■ Goal ■
Tally the lines that include "fuldbyrdelsen". Output the number only.

■ Listed records ■

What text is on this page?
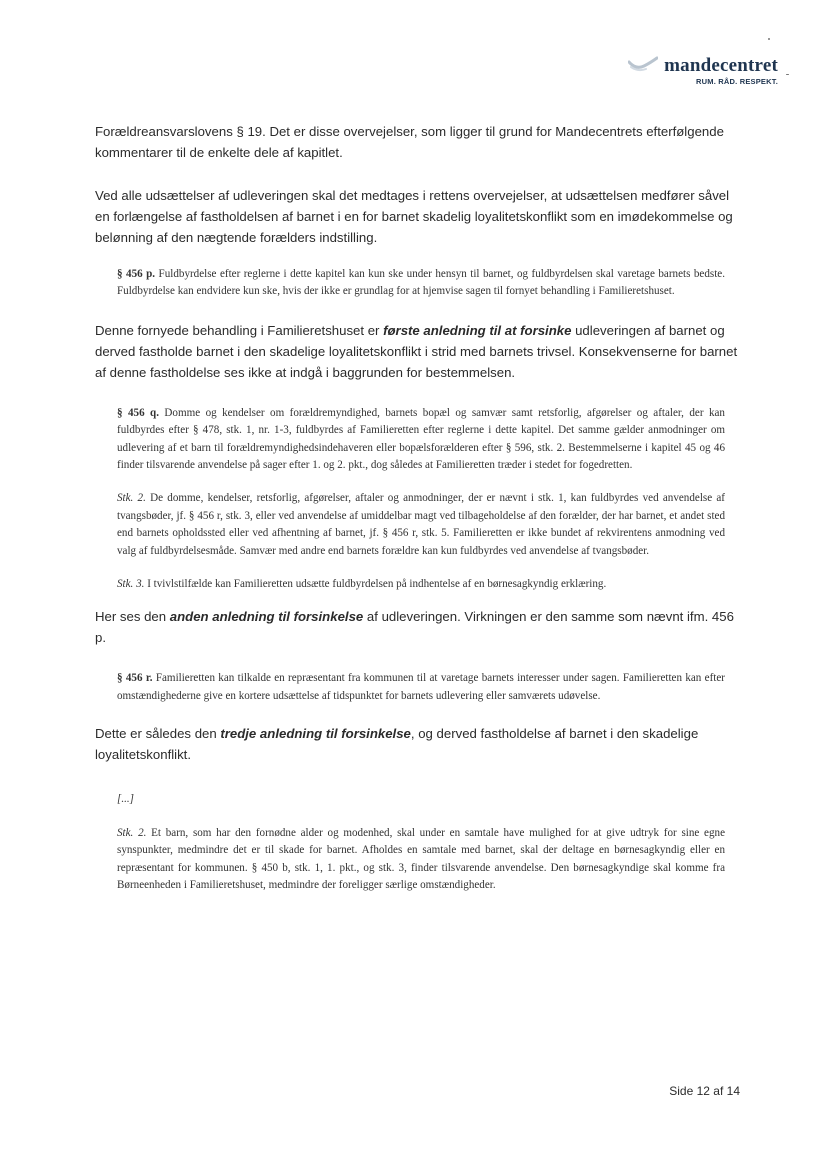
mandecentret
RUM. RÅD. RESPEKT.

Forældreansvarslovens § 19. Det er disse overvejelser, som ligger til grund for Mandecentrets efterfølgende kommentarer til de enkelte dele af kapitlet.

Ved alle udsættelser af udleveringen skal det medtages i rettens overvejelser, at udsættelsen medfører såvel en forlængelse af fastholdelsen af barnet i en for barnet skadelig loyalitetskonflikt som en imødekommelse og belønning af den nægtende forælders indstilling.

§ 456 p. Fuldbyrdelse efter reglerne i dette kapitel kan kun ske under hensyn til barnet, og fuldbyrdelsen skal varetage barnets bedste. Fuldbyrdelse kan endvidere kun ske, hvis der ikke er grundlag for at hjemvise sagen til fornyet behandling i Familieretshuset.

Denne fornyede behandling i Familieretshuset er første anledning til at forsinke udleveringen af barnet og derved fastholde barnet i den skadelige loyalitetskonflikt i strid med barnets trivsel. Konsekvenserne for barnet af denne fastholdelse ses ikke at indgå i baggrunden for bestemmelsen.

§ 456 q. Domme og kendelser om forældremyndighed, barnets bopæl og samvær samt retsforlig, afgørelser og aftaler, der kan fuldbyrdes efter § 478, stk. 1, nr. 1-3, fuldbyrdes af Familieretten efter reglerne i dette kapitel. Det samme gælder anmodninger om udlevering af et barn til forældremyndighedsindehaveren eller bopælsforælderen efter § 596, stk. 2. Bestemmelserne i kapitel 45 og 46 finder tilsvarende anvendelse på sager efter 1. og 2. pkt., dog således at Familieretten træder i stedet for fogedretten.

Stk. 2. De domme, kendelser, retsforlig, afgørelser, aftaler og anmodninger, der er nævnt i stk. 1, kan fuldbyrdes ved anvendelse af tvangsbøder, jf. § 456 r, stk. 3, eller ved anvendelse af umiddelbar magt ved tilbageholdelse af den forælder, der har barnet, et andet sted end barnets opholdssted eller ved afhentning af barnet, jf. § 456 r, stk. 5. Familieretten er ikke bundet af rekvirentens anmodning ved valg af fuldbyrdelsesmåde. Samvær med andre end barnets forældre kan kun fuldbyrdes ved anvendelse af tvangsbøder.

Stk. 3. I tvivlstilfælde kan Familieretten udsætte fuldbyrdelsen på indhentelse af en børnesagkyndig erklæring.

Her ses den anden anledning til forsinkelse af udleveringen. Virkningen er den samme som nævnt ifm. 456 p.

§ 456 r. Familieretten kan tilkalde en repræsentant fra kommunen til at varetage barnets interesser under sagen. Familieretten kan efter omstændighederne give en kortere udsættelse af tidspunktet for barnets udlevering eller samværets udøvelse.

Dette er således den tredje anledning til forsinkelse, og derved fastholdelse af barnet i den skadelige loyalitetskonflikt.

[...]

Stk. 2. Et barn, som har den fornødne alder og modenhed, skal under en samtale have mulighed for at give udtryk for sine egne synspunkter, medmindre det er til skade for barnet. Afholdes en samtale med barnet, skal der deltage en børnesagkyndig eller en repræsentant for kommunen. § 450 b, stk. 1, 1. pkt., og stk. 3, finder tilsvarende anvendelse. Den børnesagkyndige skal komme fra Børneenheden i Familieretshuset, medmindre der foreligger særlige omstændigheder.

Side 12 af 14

==

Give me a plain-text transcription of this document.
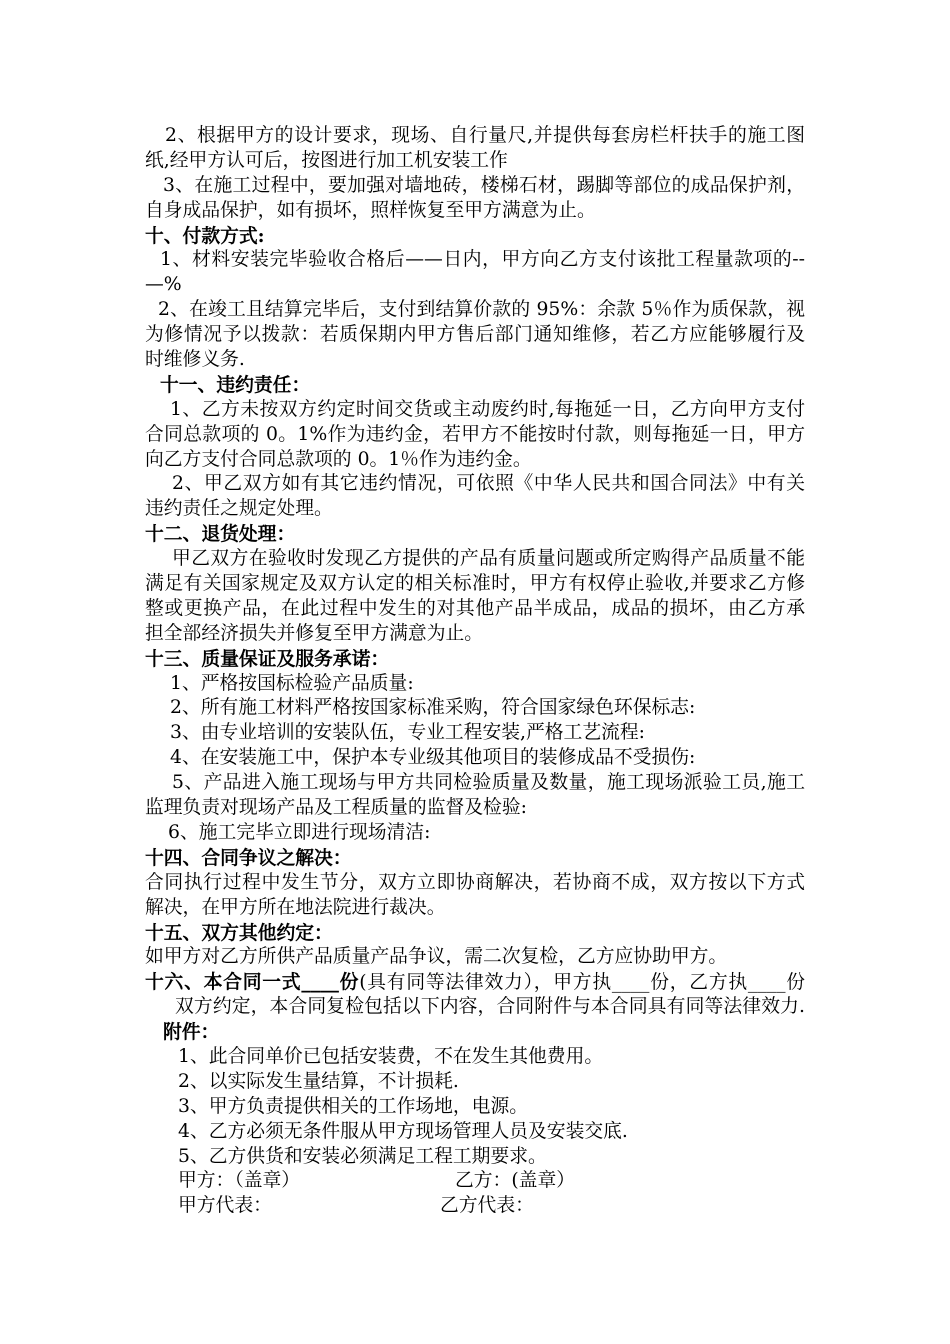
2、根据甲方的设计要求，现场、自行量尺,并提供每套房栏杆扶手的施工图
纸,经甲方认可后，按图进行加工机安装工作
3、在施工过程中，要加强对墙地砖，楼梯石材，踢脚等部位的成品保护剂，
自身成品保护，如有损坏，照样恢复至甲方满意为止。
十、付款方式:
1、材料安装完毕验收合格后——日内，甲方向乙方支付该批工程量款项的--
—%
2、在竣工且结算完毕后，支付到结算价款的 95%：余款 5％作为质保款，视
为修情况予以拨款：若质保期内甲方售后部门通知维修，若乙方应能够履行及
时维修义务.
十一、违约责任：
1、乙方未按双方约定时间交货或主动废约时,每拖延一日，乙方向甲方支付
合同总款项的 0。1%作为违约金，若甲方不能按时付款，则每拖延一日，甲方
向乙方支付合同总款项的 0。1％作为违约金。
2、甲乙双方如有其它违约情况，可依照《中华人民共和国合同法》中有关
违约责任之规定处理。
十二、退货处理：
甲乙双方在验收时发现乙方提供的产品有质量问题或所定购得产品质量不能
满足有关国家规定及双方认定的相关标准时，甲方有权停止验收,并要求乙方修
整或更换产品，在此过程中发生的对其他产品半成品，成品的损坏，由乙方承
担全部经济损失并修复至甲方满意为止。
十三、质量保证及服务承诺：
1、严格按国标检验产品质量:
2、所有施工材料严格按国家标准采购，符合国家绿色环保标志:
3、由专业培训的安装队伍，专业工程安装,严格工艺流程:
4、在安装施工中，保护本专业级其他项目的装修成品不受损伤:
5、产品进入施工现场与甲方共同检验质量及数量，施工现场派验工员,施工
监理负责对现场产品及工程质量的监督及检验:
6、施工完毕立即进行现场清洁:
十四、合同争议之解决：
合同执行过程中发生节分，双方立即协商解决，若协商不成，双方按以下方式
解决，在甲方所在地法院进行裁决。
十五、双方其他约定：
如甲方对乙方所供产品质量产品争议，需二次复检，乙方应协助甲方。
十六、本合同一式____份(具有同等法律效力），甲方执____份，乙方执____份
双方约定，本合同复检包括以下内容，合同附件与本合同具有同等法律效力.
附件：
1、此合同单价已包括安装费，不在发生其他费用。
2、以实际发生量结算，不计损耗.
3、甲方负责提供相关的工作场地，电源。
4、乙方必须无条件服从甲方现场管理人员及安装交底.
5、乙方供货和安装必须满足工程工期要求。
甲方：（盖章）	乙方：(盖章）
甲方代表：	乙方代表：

==

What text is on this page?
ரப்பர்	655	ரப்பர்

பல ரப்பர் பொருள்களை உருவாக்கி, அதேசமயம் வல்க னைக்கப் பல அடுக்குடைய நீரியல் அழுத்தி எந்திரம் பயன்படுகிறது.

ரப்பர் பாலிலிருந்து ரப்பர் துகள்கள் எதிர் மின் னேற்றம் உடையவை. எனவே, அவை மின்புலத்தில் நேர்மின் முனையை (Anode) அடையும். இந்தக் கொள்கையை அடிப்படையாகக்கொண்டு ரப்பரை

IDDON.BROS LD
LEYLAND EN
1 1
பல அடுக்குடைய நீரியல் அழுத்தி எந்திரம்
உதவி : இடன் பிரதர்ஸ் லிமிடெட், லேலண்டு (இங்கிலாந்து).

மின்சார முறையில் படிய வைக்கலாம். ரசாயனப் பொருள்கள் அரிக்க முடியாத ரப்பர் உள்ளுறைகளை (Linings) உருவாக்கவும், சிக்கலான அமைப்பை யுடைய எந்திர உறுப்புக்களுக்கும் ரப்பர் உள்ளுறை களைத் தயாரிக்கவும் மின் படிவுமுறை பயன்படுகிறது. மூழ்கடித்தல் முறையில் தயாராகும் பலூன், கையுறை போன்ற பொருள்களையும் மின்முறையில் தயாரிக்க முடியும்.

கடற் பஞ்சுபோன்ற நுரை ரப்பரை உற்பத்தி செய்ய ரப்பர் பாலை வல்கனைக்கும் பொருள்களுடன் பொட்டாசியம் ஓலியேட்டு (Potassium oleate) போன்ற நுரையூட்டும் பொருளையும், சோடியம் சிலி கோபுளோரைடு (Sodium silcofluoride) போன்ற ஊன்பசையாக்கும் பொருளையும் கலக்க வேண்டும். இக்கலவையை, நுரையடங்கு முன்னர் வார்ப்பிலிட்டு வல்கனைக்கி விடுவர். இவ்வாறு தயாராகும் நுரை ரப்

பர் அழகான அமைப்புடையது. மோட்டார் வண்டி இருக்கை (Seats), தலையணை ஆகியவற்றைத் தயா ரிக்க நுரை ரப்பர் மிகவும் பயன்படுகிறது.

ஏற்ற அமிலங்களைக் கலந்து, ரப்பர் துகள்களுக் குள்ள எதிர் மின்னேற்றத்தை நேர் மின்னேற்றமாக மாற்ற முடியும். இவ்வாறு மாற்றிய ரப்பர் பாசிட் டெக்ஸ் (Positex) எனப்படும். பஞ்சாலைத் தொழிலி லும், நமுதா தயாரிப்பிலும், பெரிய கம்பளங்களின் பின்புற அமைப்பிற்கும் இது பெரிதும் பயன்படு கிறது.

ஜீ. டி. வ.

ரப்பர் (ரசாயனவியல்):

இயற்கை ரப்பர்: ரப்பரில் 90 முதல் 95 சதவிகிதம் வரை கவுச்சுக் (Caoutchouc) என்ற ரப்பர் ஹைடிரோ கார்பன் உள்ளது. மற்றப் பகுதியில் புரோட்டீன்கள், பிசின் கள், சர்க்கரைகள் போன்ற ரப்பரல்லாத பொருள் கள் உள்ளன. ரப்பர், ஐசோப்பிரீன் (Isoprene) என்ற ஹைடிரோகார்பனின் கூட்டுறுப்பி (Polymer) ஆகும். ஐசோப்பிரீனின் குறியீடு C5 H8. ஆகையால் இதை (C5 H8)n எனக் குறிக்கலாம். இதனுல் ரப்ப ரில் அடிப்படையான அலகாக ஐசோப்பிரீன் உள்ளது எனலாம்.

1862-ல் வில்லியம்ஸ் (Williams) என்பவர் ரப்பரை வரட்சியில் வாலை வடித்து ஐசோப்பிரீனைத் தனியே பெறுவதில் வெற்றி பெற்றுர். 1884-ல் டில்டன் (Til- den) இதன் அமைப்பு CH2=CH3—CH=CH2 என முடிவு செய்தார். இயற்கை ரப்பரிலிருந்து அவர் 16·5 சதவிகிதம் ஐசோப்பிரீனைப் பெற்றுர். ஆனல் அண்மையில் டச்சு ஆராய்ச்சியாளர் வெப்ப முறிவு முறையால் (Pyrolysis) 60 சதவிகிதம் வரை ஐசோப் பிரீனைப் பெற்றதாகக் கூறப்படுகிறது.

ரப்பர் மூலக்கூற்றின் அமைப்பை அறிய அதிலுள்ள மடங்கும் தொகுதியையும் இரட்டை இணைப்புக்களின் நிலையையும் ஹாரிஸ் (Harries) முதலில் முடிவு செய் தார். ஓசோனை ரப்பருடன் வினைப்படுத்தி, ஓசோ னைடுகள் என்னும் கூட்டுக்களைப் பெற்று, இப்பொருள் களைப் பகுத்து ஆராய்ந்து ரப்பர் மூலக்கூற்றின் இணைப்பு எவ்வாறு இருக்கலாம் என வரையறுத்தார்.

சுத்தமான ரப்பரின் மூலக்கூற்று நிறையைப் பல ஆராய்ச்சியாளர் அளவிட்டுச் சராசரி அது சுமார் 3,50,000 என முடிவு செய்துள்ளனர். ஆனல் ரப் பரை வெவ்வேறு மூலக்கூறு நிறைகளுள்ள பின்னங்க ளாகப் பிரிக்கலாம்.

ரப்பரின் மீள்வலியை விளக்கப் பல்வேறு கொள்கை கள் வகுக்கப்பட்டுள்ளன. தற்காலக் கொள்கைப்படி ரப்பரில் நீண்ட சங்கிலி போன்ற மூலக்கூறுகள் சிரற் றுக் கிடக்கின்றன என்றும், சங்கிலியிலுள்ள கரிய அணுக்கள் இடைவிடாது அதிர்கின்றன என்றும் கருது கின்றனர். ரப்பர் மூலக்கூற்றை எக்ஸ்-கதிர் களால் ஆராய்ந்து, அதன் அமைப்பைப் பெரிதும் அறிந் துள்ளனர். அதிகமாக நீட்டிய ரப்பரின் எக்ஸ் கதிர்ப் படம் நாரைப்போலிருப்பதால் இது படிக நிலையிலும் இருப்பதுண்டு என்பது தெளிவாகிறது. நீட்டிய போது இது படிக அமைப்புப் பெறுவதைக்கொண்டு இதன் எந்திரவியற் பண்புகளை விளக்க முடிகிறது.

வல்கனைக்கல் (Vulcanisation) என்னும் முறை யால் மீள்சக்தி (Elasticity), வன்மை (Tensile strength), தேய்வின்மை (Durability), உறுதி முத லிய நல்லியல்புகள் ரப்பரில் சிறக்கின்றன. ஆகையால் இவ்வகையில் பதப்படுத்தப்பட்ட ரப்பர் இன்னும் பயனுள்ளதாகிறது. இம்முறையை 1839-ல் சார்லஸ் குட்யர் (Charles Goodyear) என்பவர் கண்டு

■ Exercise answer ■
2